- Task details: Leave out the pictures, then reproduce the rest of the material exactly.

- Provided records:
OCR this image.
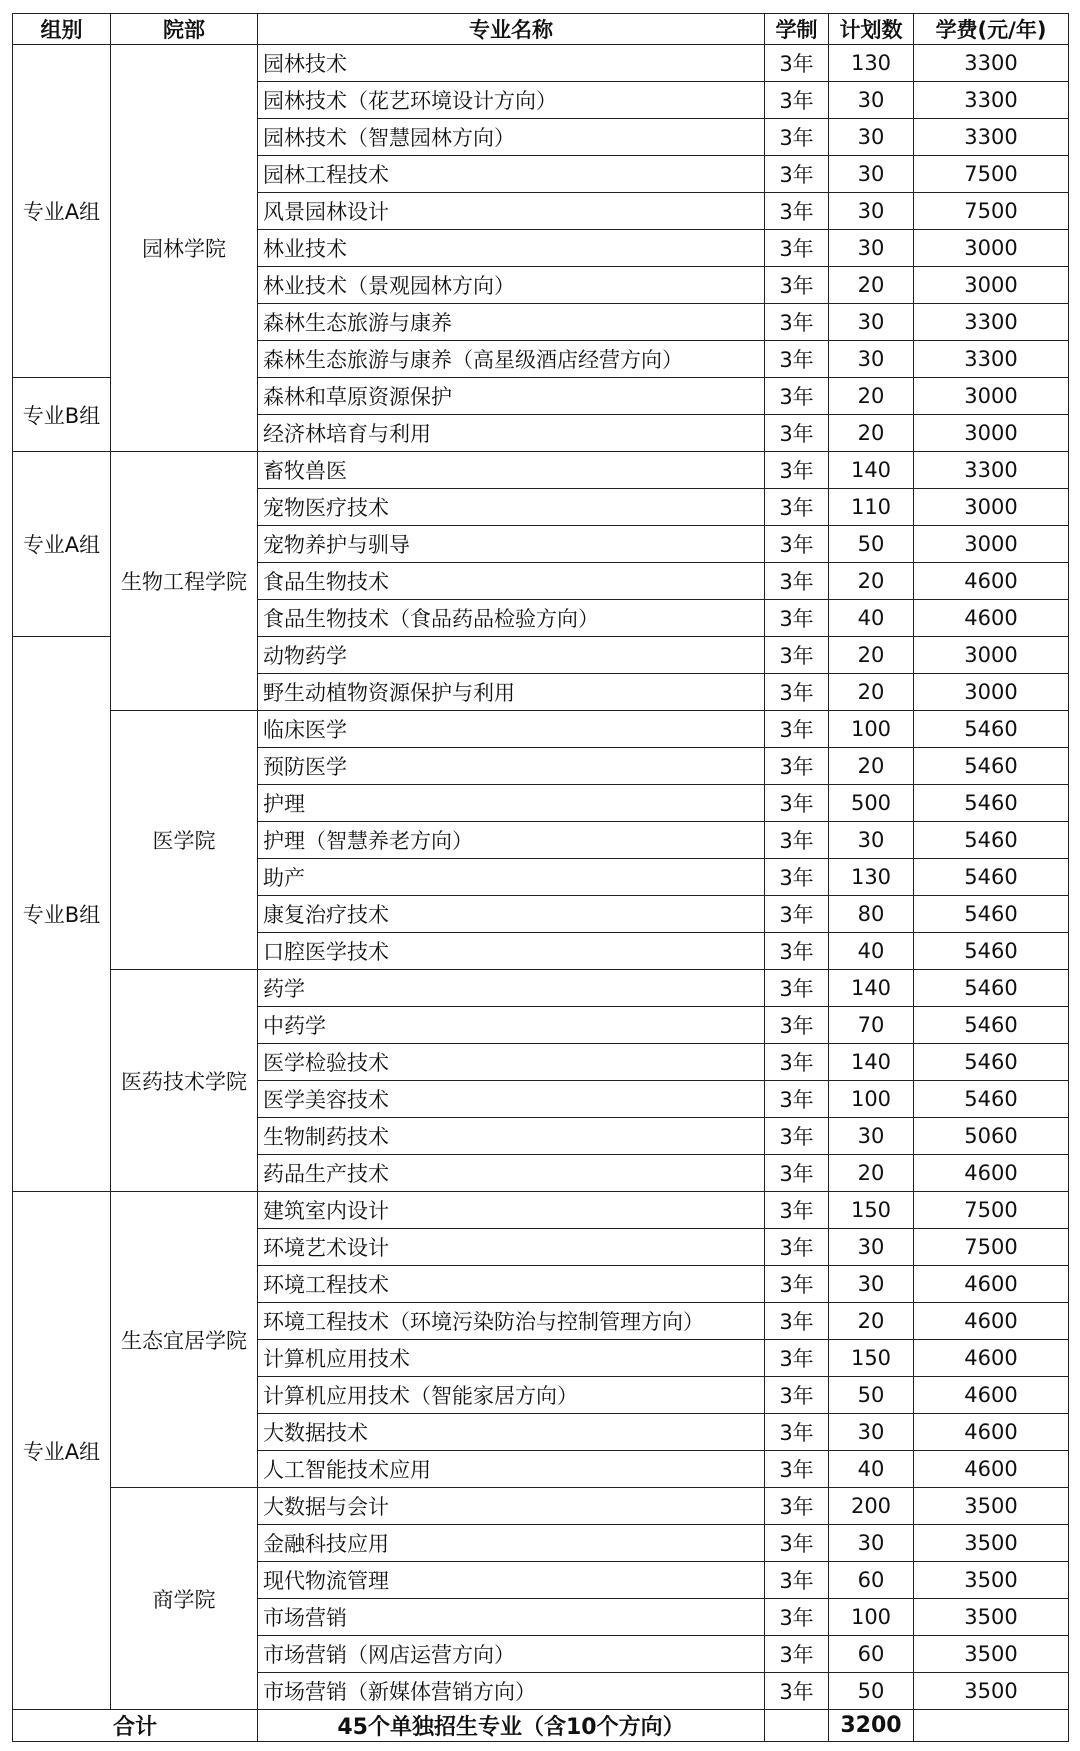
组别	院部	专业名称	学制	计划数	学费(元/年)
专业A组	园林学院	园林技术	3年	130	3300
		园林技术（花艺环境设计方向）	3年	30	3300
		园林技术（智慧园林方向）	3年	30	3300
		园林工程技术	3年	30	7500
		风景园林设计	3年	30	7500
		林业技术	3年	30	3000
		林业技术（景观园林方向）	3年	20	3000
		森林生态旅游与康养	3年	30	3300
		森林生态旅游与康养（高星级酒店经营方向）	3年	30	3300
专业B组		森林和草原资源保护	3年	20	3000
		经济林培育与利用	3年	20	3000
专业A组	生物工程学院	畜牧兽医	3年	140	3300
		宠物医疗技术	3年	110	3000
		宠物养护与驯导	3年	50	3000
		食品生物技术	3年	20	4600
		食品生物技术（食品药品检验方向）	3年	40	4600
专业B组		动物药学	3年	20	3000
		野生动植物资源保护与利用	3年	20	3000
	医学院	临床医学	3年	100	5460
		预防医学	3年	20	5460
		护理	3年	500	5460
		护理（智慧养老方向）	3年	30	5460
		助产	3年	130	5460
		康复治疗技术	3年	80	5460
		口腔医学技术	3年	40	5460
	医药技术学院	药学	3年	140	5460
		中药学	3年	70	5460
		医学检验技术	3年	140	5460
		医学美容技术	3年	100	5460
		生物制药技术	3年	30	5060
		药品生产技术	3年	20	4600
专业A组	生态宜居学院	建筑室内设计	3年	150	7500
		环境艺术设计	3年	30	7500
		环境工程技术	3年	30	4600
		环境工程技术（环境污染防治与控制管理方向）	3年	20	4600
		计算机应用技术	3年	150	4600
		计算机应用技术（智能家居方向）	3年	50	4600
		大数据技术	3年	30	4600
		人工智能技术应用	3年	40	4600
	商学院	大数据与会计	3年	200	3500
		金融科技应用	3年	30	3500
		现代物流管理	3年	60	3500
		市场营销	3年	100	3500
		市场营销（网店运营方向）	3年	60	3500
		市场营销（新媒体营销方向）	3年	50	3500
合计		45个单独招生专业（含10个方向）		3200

- Solution below:
OCR this image.
组别	院部	专业名称	学制	计划数	学费(元/年)
专业A组	园林学院	园林技术	3年	130	3300
		园林技术（花艺环境设计方向）	3年	30	3300
		园林技术（智慧园林方向）	3年	30	3300
		园林工程技术	3年	30	7500
		风景园林设计	3年	30	7500
		林业技术	3年	30	3000
		林业技术（景观园林方向）	3年	20	3000
		森林生态旅游与康养	3年	30	3300
		森林生态旅游与康养（高星级酒店经营方向）	3年	30	3300
专业B组		森林和草原资源保护	3年	20	3000
		经济林培育与利用	3年	20	3000
专业A组	生物工程学院	畜牧兽医	3年	140	3300
		宠物医疗技术	3年	110	3000
		宠物养护与驯导	3年	50	3000
		食品生物技术	3年	20	4600
		食品生物技术（食品药品检验方向）	3年	40	4600
专业B组		动物药学	3年	20	3000
		野生动植物资源保护与利用	3年	20	3000
	医学院	临床医学	3年	100	5460
		预防医学	3年	20	5460
		护理	3年	500	5460
		护理（智慧养老方向）	3年	30	5460
		助产	3年	130	5460
		康复治疗技术	3年	80	5460
		口腔医学技术	3年	40	5460
	医药技术学院	药学	3年	140	5460
		中药学	3年	70	5460
		医学检验技术	3年	140	5460
		医学美容技术	3年	100	5460
		生物制药技术	3年	30	5060
		药品生产技术	3年	20	4600
专业A组	生态宜居学院	建筑室内设计	3年	150	7500
		环境艺术设计	3年	30	7500
		环境工程技术	3年	30	4600
		环境工程技术（环境污染防治与控制管理方向）	3年	20	4600
		计算机应用技术	3年	150	4600
		计算机应用技术（智能家居方向）	3年	50	4600
		大数据技术	3年	30	4600
		人工智能技术应用	3年	40	4600
	商学院	大数据与会计	3年	200	3500
		金融科技应用	3年	30	3500
		现代物流管理	3年	60	3500
		市场营销	3年	100	3500
		市场营销（网店运营方向）	3年	60	3500
		市场营销（新媒体营销方向）	3年	50	3500
合计		45个单独招生专业（含10个方向）		3200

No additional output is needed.